Goal of the exercise
Copy every entry word for word. Skip the pictures.

Record extracts
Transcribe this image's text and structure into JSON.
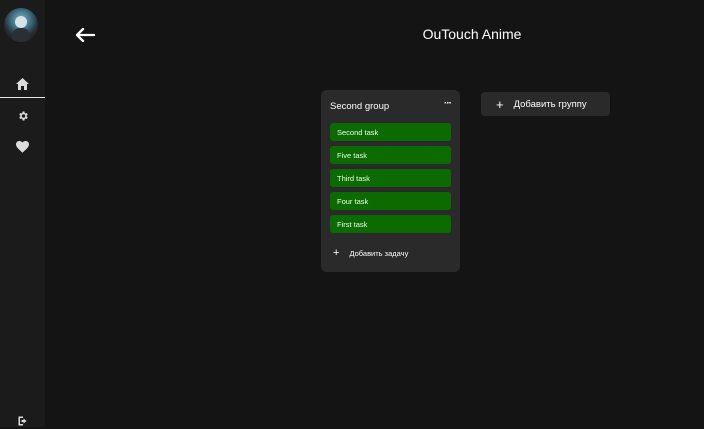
{
  "header": {
    "title": "OuTouch Anime"
  },
  "sidebar": {
    "items": [
      {
        "icon": "home-icon"
      },
      {
        "icon": "gear-icon"
      },
      {
        "icon": "heart-icon"
      }
    ],
    "footer_icon": "logout-icon"
  },
  "board": {
    "groups": [
      {
        "name": "Second group",
        "menu_label": "···",
        "tasks": [
          {
            "label": "Second task"
          },
          {
            "label": "Five task"
          },
          {
            "label": "Third task"
          },
          {
            "label": "Four task"
          },
          {
            "label": "First task"
          }
        ],
        "add_task_label": "Добавить задачу"
      }
    ],
    "add_group_label": "Добавить группу"
  },
  "colors": {
    "background": "#141414",
    "sidebar": "#1b1b1b",
    "card": "#2a2a2a",
    "task": "#0b6b00"
  }
}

Response to this exercise
Transcribe this image's text and structure into JSON.
{
  "header": {
    "title": "OuTouch Anime"
  },
  "sidebar": {
    "items": [
      {
        "icon": "home-icon"
      },
      {
        "icon": "gear-icon"
      },
      {
        "icon": "heart-icon"
      }
    ],
    "footer_icon": "logout-icon"
  },
  "board": {
    "groups": [
      {
        "name": "Second group",
        "menu_label": "···",
        "tasks": [
          {
            "label": "Second task"
          },
          {
            "label": "Five task"
          },
          {
            "label": "Third task"
          },
          {
            "label": "Four task"
          },
          {
            "label": "First task"
          }
        ],
        "add_task_label": "Добавить задачу"
      }
    ],
    "add_group_label": "Добавить группу"
  },
  "colors": {
    "background": "#141414",
    "sidebar": "#1b1b1b",
    "card": "#2a2a2a",
    "task": "#0b6b00"
  }
}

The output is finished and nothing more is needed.